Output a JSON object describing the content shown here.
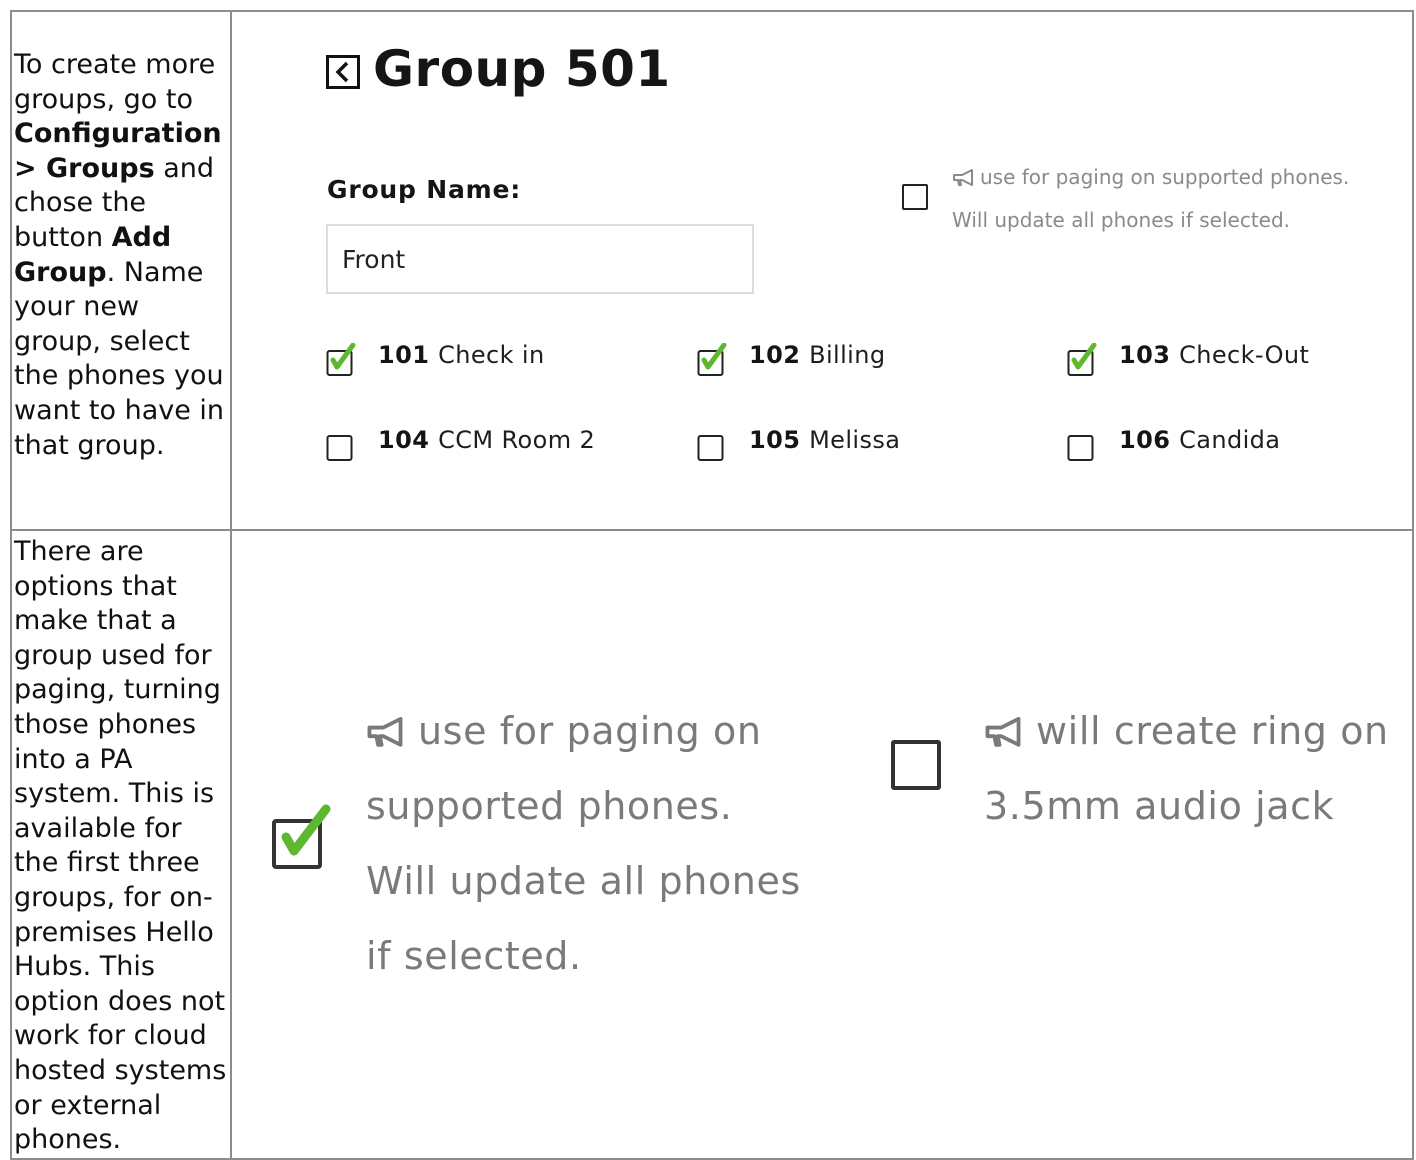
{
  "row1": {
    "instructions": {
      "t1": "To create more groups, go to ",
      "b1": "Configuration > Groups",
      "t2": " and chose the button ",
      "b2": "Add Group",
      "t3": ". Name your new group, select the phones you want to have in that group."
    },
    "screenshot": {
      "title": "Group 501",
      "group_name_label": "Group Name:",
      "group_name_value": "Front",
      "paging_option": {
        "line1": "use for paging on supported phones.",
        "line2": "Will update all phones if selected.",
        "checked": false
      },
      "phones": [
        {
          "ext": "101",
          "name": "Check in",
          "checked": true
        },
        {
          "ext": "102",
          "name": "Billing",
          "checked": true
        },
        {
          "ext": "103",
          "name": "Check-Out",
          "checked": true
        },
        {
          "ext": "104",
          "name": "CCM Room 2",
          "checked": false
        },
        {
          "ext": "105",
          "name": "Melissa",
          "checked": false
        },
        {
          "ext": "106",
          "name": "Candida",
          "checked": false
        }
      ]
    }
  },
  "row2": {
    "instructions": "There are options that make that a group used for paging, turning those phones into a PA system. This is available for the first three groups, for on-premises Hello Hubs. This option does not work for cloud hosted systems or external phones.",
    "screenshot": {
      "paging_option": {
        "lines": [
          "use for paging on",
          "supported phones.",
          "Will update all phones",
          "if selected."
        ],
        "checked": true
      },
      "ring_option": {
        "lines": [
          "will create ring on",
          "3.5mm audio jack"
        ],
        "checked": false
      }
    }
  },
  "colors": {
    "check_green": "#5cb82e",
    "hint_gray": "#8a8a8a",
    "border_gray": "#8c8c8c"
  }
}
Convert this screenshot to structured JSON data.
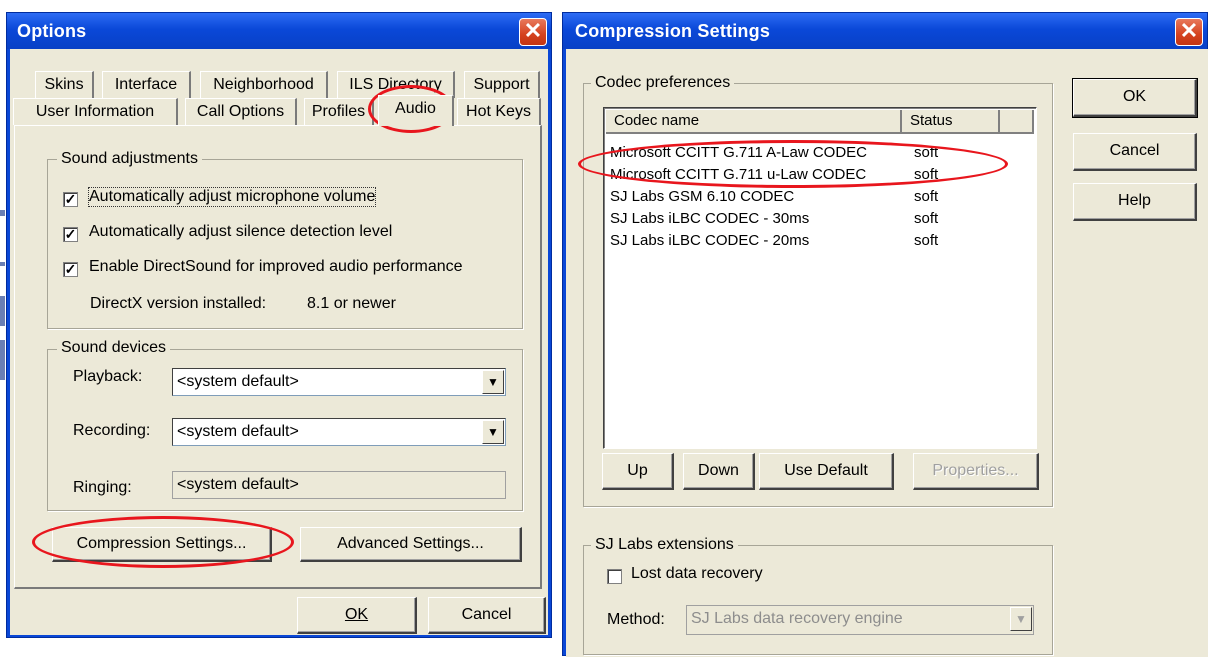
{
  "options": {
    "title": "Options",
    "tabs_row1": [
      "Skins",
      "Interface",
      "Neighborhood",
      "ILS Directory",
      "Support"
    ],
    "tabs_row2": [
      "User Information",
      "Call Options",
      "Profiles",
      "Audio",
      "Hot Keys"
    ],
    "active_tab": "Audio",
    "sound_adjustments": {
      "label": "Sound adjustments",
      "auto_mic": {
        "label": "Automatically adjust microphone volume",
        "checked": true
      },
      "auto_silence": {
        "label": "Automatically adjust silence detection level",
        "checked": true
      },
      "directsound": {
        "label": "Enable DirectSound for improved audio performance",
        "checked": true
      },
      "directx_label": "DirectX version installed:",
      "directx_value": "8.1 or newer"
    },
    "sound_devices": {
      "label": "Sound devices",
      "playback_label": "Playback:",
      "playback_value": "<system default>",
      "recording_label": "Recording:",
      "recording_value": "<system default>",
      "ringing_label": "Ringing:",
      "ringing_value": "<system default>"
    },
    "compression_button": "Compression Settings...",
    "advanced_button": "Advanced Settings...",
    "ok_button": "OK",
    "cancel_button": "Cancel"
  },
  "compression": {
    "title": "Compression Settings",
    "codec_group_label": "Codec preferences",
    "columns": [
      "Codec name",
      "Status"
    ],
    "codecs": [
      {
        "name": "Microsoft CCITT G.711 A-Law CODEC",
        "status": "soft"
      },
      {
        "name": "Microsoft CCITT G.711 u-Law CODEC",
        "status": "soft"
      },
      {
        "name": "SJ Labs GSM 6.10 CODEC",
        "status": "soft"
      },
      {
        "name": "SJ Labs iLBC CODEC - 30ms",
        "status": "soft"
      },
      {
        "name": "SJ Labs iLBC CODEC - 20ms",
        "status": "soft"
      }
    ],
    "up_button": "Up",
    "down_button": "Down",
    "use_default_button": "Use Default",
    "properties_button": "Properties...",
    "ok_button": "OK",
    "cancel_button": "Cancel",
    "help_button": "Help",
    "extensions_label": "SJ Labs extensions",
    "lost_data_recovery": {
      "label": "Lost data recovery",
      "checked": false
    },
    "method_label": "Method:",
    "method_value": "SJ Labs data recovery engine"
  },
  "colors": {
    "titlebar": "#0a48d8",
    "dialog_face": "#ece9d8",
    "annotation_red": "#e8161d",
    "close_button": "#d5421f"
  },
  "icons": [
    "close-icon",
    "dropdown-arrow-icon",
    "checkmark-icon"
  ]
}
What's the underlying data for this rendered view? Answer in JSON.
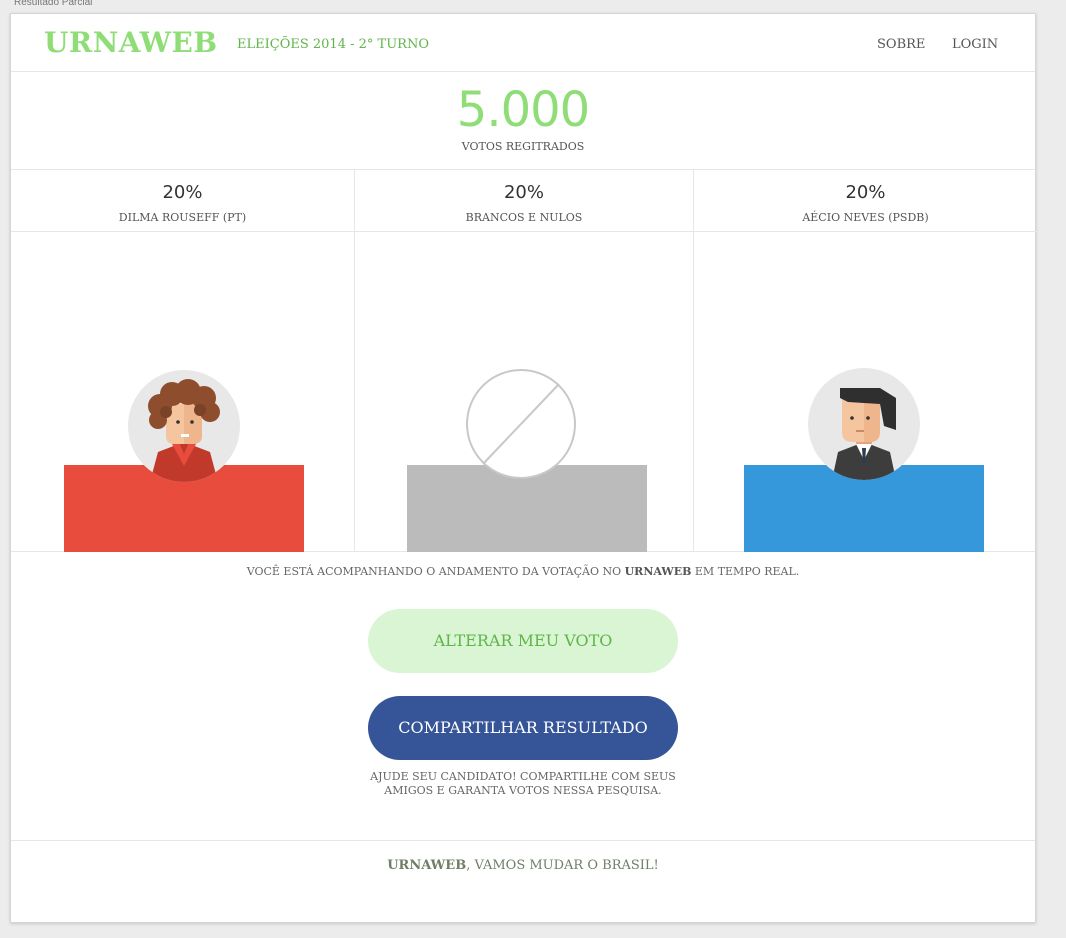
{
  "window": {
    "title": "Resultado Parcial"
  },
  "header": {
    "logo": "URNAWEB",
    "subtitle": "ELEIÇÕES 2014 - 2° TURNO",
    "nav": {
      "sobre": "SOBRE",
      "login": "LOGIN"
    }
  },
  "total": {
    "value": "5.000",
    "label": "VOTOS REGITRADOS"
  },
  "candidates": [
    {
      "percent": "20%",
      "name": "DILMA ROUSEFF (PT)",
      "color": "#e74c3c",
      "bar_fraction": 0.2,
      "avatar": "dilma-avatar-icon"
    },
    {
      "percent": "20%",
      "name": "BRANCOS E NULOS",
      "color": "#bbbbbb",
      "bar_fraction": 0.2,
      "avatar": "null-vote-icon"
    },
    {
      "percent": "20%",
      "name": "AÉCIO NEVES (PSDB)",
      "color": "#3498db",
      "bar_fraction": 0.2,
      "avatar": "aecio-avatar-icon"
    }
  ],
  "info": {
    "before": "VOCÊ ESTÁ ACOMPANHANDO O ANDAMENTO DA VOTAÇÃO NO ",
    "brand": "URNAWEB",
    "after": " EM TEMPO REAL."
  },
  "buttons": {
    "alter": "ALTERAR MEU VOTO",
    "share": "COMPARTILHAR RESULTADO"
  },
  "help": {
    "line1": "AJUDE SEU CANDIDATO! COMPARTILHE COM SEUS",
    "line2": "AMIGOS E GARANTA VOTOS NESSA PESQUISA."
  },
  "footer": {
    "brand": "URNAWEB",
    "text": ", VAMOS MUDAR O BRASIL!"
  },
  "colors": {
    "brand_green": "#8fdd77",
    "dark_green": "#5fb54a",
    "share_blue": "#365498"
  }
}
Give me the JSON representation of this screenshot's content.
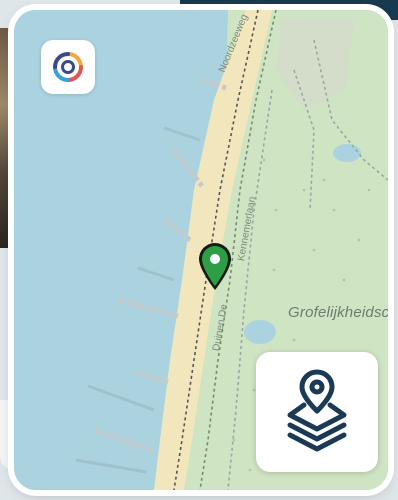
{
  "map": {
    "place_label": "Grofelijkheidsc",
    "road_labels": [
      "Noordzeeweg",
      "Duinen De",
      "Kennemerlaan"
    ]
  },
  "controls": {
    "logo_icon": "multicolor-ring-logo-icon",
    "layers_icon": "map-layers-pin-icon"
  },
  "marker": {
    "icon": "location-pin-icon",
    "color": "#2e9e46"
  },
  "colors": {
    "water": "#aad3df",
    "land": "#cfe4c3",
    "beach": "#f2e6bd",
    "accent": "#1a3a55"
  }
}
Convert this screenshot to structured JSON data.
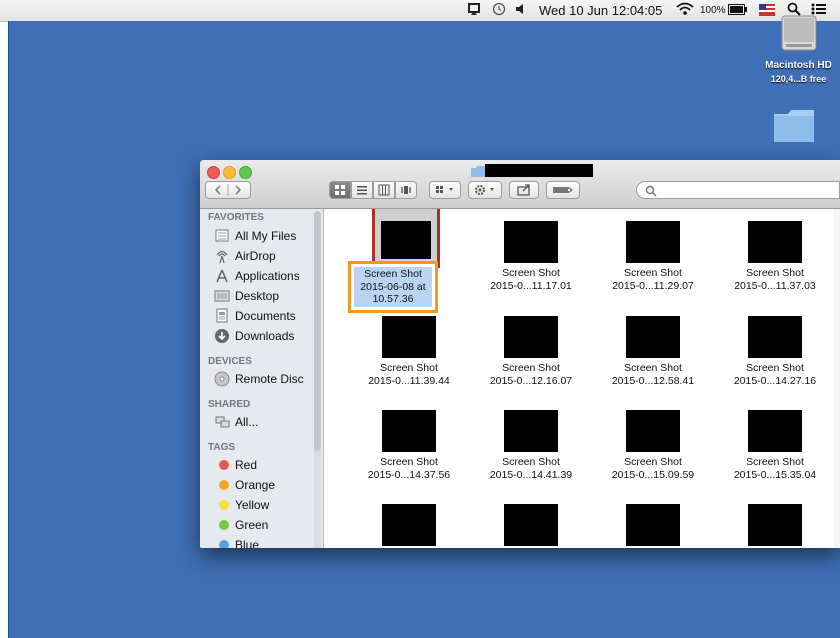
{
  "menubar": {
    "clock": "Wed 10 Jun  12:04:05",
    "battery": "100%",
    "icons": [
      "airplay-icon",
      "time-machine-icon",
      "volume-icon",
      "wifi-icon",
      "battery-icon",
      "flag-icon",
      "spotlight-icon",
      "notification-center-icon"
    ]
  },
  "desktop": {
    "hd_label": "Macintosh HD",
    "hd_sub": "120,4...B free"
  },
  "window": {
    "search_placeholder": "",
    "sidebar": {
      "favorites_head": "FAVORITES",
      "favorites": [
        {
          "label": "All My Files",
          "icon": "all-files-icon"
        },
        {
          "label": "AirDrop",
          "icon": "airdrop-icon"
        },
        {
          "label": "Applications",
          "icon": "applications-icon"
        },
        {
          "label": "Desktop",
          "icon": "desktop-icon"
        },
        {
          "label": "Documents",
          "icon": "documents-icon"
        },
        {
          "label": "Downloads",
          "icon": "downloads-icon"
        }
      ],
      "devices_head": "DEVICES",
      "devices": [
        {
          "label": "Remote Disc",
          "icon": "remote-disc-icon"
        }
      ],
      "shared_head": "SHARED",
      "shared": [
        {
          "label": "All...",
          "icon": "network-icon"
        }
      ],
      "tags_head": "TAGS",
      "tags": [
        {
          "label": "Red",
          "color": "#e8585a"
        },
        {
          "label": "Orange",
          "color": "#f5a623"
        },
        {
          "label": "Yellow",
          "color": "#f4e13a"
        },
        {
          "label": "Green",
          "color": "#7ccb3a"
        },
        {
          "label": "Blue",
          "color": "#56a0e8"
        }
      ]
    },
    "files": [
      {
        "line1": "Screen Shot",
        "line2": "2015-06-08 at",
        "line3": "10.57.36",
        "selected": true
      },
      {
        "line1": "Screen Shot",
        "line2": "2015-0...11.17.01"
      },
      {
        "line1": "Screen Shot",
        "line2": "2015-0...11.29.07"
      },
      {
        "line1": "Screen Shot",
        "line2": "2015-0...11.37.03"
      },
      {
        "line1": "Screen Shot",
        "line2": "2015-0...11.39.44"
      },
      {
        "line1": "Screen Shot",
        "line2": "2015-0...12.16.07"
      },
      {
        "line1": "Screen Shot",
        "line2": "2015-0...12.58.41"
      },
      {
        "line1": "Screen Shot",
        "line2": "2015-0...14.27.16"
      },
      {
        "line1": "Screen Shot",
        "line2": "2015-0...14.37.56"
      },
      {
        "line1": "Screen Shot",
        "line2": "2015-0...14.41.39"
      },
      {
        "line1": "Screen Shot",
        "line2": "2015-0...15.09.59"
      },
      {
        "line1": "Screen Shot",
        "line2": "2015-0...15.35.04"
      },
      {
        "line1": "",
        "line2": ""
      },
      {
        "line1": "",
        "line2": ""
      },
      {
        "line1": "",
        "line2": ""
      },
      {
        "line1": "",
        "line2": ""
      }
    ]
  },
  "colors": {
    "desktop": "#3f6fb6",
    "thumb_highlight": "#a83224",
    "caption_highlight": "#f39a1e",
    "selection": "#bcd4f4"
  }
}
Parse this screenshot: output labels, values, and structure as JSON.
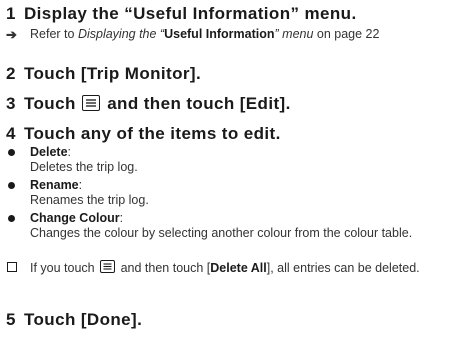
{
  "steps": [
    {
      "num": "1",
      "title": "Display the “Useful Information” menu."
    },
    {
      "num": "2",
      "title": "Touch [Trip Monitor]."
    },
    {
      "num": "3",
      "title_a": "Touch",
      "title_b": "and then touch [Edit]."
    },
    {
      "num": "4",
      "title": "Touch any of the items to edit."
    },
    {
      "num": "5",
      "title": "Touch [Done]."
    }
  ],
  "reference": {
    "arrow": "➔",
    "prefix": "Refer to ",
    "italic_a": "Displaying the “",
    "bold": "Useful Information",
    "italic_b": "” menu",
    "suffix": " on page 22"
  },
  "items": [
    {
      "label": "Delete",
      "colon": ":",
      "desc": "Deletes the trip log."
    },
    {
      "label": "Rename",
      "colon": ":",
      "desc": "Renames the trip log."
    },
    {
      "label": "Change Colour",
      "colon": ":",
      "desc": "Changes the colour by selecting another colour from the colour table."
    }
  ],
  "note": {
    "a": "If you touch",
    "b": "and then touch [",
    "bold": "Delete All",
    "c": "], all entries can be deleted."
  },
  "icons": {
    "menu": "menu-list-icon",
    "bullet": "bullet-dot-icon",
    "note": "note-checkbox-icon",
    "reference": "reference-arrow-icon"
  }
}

§ YOUR GOAL
From the listing, copy every line where the string "arrow" appears.

§ RESPONSE FOR THIS EXERCISE
    "dropdown-arrow-icon",
    "arrow": "➔",
    "reference": "reference-arrow-icon"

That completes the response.